→ **Record extracts**:
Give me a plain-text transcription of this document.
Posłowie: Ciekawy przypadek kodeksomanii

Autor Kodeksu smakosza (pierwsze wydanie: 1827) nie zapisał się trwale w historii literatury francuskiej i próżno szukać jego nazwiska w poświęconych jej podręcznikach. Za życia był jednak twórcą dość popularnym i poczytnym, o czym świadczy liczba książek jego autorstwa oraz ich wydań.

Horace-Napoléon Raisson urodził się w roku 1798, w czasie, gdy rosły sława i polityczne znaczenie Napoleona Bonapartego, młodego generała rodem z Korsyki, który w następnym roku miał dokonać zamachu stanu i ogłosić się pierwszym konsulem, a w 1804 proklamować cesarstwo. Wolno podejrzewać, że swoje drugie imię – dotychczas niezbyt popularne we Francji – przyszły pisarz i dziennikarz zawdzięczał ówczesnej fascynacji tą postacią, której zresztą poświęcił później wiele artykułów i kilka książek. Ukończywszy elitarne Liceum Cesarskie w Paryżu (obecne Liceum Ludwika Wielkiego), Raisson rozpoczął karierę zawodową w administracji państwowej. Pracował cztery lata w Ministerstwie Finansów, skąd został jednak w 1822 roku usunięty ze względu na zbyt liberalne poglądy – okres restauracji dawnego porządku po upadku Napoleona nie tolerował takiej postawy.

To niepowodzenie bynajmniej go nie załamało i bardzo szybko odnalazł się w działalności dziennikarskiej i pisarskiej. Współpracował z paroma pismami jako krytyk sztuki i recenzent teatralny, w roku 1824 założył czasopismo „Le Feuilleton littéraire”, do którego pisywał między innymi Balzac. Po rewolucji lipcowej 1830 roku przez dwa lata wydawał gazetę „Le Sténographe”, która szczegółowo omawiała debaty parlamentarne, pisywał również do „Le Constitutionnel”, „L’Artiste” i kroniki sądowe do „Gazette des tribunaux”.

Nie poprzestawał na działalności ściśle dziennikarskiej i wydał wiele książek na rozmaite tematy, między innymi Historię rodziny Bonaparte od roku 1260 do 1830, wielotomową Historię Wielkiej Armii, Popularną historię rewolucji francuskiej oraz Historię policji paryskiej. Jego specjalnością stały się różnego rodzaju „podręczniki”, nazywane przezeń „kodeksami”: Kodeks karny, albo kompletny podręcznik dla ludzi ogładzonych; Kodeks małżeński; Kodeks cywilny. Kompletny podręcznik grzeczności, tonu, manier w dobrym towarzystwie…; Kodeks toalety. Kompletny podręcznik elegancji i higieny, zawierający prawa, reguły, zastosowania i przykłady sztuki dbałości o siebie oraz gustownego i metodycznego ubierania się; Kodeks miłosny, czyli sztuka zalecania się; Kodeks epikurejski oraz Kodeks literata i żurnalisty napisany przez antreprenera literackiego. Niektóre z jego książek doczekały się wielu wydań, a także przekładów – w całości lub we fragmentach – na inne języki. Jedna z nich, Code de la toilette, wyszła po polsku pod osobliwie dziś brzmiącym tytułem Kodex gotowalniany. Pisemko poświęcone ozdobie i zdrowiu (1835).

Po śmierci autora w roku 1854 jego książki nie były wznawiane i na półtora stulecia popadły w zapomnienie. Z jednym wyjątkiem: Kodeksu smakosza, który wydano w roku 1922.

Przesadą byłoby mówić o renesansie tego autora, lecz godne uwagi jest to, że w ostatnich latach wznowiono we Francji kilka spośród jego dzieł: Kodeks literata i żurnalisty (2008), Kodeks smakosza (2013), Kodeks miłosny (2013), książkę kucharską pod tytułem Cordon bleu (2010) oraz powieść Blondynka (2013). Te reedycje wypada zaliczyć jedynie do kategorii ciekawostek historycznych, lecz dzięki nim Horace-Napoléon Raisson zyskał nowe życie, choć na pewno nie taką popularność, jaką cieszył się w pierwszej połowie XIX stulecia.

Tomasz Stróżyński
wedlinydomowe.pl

* * *

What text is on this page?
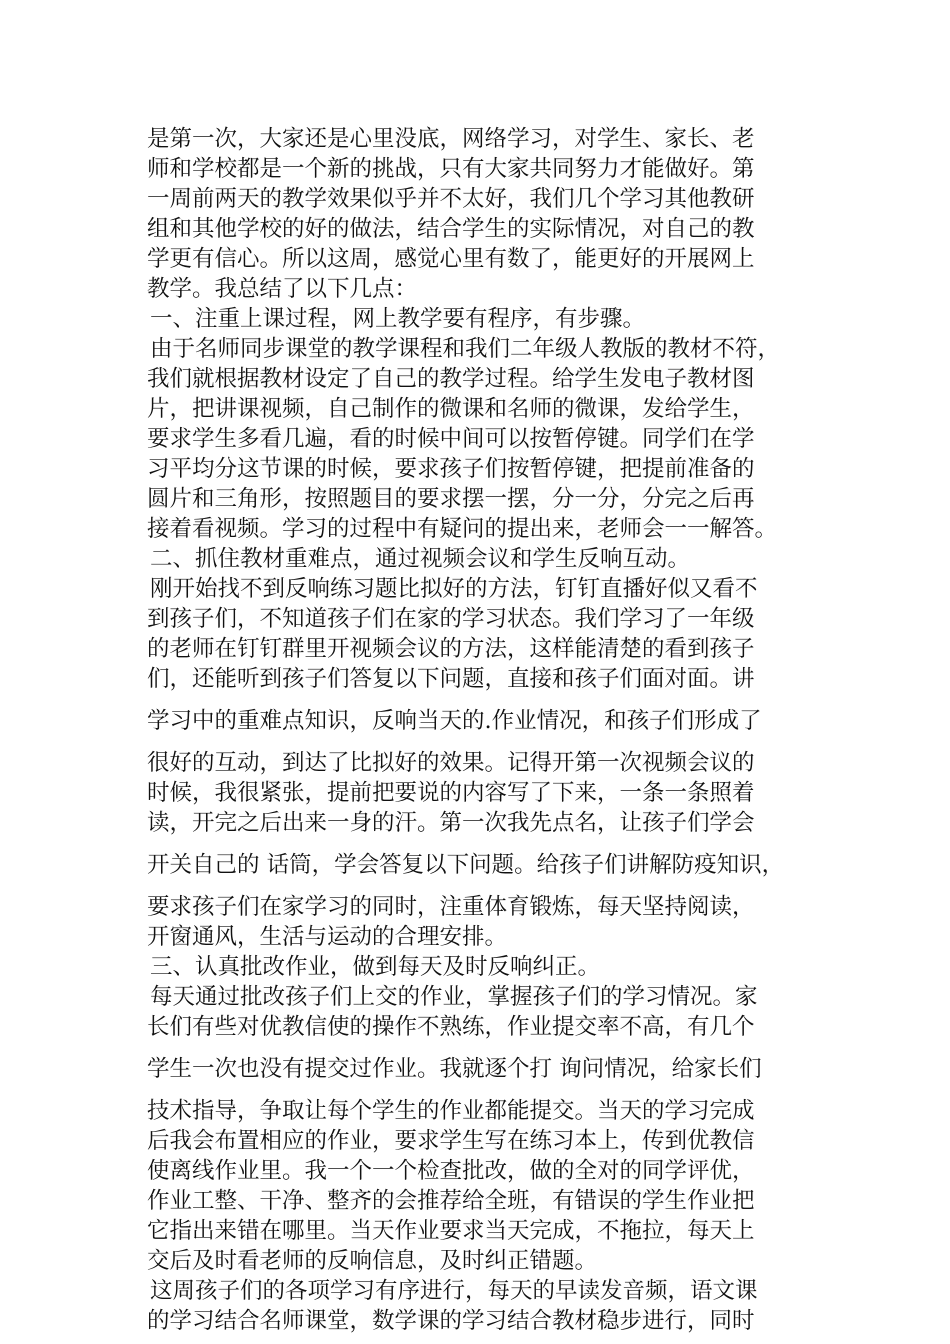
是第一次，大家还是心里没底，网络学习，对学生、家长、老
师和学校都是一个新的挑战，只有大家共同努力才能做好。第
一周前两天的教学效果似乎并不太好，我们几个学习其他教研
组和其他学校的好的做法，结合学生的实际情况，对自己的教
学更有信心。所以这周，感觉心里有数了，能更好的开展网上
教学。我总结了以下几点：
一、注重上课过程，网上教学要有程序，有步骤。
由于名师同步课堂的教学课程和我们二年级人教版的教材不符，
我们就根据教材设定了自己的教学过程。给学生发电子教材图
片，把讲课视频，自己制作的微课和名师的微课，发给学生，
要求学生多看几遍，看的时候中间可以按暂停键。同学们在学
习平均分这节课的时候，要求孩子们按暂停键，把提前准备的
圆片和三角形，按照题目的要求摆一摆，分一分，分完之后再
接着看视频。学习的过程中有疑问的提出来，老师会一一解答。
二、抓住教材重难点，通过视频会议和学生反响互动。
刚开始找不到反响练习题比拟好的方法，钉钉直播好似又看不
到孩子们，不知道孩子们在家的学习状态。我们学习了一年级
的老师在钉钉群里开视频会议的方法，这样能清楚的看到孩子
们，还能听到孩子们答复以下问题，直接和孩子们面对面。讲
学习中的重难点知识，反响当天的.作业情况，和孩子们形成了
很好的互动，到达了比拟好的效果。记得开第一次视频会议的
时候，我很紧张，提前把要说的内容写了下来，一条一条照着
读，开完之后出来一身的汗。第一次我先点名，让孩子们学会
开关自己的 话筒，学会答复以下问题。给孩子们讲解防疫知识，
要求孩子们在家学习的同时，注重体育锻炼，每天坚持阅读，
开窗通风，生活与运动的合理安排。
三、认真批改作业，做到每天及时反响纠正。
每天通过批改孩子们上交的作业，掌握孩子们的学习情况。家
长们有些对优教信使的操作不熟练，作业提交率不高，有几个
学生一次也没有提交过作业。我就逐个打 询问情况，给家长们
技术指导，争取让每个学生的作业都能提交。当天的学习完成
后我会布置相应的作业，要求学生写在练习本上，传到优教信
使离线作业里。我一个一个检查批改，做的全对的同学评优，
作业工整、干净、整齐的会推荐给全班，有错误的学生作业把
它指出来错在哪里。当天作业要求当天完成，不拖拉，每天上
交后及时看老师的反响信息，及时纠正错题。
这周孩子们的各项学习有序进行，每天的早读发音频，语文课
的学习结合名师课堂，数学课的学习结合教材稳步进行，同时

→ **What you will do**: Gather up every line from the listing above in which the word "tytułem" occurs.

→ **Written reply**:
Nie poprzestawał na działalności ściśle dziennikarskiej i wydał wiele książek na rozmaite tematy, między innymi Historię rodziny Bonaparte od roku 1260 do 1830, wielotomową Historię Wielkiej Armii, Popularną historię rewolucji francuskiej oraz Historię policji paryskiej. Jego specjalnością stały się różnego rodzaju „podręczniki”, nazywane przezeń „kodeksami”: Kodeks karny, albo kompletny podręcznik dla ludzi ogładzonych; Kodeks małżeński; Kodeks cywilny. Kompletny podręcznik grzeczności, tonu, manier w dobrym towarzystwie…; Kodeks toalety. Kompletny podręcznik elegancji i higieny, zawierający prawa, reguły, zastosowania i przykłady sztuki dbałości o siebie oraz gustownego i metodycznego ubierania się; Kodeks miłosny, czyli sztuka zalecania się; Kodeks epikurejski oraz Kodeks literata i żurnalisty napisany przez antreprenera literackiego. Niektóre z jego książek doczekały się wielu wydań, a także przekładów – w całości lub we fragmentach – na inne języki. Jedna z nich, Code de la toilette, wyszła po polsku pod osobliwie dziś brzmiącym tytułem Kodex gotowalniany. Pisemko poświęcone ozdobie i zdrowiu (1835).
Przesadą byłoby mówić o renesansie tego autora, lecz godne uwagi jest to, że w ostatnich latach wznowiono we Francji kilka spośród jego dzieł: Kodeks literata i żurnalisty (2008), Kodeks smakosza (2013), Kodeks miłosny (2013), książkę kucharską pod tytułem Cordon bleu (2010) oraz powieść Blondynka (2013). Te reedycje wypada zaliczyć jedynie do kategorii ciekawostek historycznych, lecz dzięki nim Horace-Napoléon Raisson zyskał nowe życie, choć na pewno nie taką popularność, jaką cieszył się w pierwszej połowie XIX stulecia.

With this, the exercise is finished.